TASK DIRECTIONS:
Report how many lines below contain the word "congruent". Give only the number.

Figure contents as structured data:
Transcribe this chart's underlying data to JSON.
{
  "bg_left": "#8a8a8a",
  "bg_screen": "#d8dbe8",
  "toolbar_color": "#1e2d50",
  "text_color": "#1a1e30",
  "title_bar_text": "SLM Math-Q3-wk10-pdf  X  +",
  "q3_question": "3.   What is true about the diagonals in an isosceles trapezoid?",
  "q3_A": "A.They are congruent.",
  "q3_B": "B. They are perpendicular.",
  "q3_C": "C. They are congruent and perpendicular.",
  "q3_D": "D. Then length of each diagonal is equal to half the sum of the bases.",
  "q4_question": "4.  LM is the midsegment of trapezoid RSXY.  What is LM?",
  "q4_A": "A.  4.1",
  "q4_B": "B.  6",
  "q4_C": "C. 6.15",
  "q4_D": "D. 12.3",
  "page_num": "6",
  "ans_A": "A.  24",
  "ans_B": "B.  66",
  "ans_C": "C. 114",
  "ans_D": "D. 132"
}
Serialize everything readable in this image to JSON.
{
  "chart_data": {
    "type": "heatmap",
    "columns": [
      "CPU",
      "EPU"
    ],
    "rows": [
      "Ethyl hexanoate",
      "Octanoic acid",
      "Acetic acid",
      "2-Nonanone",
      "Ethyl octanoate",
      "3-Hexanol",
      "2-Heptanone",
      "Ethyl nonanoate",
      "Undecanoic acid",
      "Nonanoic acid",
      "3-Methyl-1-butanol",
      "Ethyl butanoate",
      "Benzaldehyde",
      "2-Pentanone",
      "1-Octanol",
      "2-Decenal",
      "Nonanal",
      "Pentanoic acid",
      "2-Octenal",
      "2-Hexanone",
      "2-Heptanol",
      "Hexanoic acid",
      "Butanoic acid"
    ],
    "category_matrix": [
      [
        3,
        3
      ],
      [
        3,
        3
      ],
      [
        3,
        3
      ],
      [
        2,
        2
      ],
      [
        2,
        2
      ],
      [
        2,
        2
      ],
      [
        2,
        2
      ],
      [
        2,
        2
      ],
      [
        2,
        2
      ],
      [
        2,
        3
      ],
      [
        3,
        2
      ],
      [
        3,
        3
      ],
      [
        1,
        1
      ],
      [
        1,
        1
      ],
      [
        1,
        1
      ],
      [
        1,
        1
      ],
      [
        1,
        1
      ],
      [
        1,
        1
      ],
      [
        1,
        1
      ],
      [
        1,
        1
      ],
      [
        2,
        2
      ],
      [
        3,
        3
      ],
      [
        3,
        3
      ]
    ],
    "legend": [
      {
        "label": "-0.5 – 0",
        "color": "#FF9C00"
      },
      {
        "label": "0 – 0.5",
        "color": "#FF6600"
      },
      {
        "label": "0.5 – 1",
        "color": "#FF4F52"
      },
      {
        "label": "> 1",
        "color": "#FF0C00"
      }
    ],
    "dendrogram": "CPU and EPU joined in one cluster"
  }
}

WRITTEN REPLY:
2